■ **Kutipan Teks**
──────────────────────────────

Sunday 12 April 2015

I'tikaf di Dalam Masjid Hati untuk dapat Melihat Cahaya Seribu Bulan

Ta’rif (definisi) I’tikaf
Kata I’tikaf secara bahasa (lughah) dapat berarti menahan sesuatu, hal ini sebagaimana firman Allah swt.,
وَالْهَدْيَ مَعْكُوفاً أَنْ يَبْلُغَ مَحِلَّه
Artinya: “dan menghalangi/Menahan hewan korban sampai ke tempat (penyembelihan)nya”. (QS. Al-Fath: 25).

Dalil dari al-Quran
Allah swt., berfirman,
وَعَهِدْنَا إِلَى إِبْرَاهِيمَ وَإِسْمَاعِيلَ أَنْ طَهِّرَا بَيْتِيَ لِلطَّائِفِينَ وَالْعَاكِفِينَ وَالرُّكَّعِ السُّجُودِ
Artinya: Dan telah Kami perintahkan kepada Ibrahim dan Ismail: “Bersihkanlah rumah-Ku untuk orang-orang yang thawaf, yang i’tikaf, yang ruku’ dan yang sujud”. QS. Al-Baqarah: 125)

Juga firman-Nya:
وَلا تُبَاشِرُوهُنَّ وَأَنْتُمْ عَاكِفُونَ فِي الْمَسَاجِد
Artinya: “Janganlah kalian mencampuri mereka (istri), sedang kalian sedang i’tikaf di masjid. (QS. Al Baqarah: 187)

──────────────────────────────

■ **Soal Latihan**
1. Terjemahkan kalimat dari teks tentang i'tikaf ini ke dalam bahasa Inggris: "Dan telah Kami perintahkan kepada Ibrahim dan Ismail: “Bersihkanlah rumah-Ku untuk orang-orang yang thawaf, yang i’tikaf, yang ruku’ dan yang sujud”."
2. Sambunglah teks tentang i'tikaf mulai sesudah kalimat terakhir yang tercantum.
Materi sesudah ini merupakan bahan tersendiri yang tidak berkaitan dengan teks tentang i'tikaf.

──────────────────────────────

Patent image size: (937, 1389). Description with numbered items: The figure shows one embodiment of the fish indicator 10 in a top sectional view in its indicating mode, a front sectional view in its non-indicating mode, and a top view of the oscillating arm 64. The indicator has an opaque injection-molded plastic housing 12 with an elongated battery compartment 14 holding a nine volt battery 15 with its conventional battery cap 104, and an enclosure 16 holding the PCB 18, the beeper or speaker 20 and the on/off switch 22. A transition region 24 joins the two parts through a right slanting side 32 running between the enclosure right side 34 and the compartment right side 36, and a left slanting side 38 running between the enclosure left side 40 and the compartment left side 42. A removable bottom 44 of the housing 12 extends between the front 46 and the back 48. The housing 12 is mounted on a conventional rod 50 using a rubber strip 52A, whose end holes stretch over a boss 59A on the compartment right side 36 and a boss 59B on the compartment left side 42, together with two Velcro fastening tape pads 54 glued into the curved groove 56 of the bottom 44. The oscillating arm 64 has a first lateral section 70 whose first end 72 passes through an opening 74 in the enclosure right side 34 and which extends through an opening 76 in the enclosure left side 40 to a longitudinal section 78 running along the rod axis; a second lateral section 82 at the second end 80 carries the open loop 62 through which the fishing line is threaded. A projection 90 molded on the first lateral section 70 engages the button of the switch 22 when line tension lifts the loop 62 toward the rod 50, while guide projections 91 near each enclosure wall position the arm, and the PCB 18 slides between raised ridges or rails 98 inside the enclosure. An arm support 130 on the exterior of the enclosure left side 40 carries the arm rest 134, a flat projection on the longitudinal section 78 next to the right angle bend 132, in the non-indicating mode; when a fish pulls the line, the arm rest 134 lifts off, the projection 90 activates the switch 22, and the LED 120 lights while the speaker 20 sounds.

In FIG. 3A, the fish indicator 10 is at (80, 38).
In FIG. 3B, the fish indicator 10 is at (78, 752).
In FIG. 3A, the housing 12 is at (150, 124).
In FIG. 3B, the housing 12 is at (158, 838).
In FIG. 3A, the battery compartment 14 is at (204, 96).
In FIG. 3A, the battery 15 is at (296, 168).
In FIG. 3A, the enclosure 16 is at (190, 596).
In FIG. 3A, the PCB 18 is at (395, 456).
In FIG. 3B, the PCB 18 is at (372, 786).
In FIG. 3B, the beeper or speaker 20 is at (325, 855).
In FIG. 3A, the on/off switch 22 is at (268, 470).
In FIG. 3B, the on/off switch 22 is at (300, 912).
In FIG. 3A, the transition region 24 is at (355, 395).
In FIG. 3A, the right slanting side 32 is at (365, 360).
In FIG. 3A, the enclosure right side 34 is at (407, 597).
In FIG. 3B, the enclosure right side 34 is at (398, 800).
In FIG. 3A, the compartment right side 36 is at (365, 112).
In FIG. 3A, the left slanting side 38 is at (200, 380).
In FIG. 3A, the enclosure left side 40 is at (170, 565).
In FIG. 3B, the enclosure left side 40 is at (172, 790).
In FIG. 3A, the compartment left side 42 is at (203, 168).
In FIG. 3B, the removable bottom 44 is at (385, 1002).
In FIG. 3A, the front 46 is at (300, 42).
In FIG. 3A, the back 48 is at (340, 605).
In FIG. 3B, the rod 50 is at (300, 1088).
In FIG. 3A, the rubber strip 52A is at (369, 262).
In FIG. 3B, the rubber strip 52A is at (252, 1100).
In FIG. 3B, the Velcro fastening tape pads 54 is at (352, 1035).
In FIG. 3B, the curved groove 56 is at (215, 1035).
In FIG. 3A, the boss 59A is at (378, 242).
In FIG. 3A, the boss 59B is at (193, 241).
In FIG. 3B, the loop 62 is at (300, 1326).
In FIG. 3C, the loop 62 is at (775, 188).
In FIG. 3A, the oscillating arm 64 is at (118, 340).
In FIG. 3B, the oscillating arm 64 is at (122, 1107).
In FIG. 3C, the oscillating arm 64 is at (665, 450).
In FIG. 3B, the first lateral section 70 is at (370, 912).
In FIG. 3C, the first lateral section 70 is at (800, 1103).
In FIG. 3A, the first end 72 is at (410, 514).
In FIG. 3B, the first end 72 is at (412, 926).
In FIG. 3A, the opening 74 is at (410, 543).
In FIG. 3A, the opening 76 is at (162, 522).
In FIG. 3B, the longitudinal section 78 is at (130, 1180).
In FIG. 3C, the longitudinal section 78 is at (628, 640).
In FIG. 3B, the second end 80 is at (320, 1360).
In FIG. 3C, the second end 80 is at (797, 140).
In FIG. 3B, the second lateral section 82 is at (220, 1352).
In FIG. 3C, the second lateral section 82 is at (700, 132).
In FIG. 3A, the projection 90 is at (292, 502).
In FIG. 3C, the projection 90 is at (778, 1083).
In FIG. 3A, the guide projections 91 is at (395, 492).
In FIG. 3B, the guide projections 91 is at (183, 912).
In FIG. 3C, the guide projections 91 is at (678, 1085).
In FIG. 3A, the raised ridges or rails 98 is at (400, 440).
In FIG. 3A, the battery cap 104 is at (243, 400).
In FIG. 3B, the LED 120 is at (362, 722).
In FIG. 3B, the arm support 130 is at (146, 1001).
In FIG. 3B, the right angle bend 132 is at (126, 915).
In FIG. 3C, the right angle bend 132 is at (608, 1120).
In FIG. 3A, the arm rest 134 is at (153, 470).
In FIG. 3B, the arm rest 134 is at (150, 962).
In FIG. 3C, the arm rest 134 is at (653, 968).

──────────────────────────────

■ **Jawaban yang Diharapkan**
1. And We commanded Ibrahim and Ismail: "Purify My house for those who perform thawaf, those who perform i'tikaf, and those who bow and prostrate."

2.
Kedua ayat ini menjadi pembatas bahwa I’tikaf itu hanya disyariatkan dilakukan di (dalam) masjid dan tidaklah dikatakan i’tikaf menurut syara’ jika dilakukan di meunasah, balai, surau, mushalla dan lainnya.

Hal-hal yang diharus dijauhi oleh mu’takifin (orang-orang yang I’tikaf)

Ummul Mukminin ‘Aisyah ra., berkata:
والسنة في المعتكف ألا يخرج الا للحاجة التي لابد منها ولا يعود مريضا ولا يمس امرأة ولا يباشرها ولا اعتكاف الا في مسجد جماعة والسنة فيمن اعتكف أن يصوم
“Dan menjadi sunnah bagi orang yang I’tikaf bahwa hendaknya ia tidak keluar kecuali karena hajat yang diperlukan, dan janganlah ia pergi untuk menjenguk orang sakit dan janganlah menyentuh wanita (istrinya) dan bermesraan dengannya dan tidak sah I’tikaf kecuali di masjid dan termasuk sunnah bagi siapa yang I’tikaf hendaknya ia berpuasa” (HR. al-Baihaqi 4/315, Abu Daud no. hadits 2262, Syeikh Al-Albani berkata, “Sanadnya Hasan”. Irwa’ al-Ghalil 4/139)

Syeikh Shalih al-Utsaimin berkata,
“Keluarnya orang yang I’tikaf, yakni keluar dengan alasan/maksud yang tidak syar’i maka ini membatalkan I’tikafnya baik disyaratkan ataupun tidak seperti keluarnya untuk berjual-beli, bermain, mengunjungi dan berkumpul dengan keluarganya dan sebagainya.” (Syarh al-Mumthi’, 6/25

Istilah masjid dalam bahasa Arab berasal dari sajada yang berarti bersujud (menyembah).Kata sajada yang  mendapat awalan ma sehingga membentuk kata masjid mengandung arti tempat sujud, tempat ber-Ibadah kepada Allah.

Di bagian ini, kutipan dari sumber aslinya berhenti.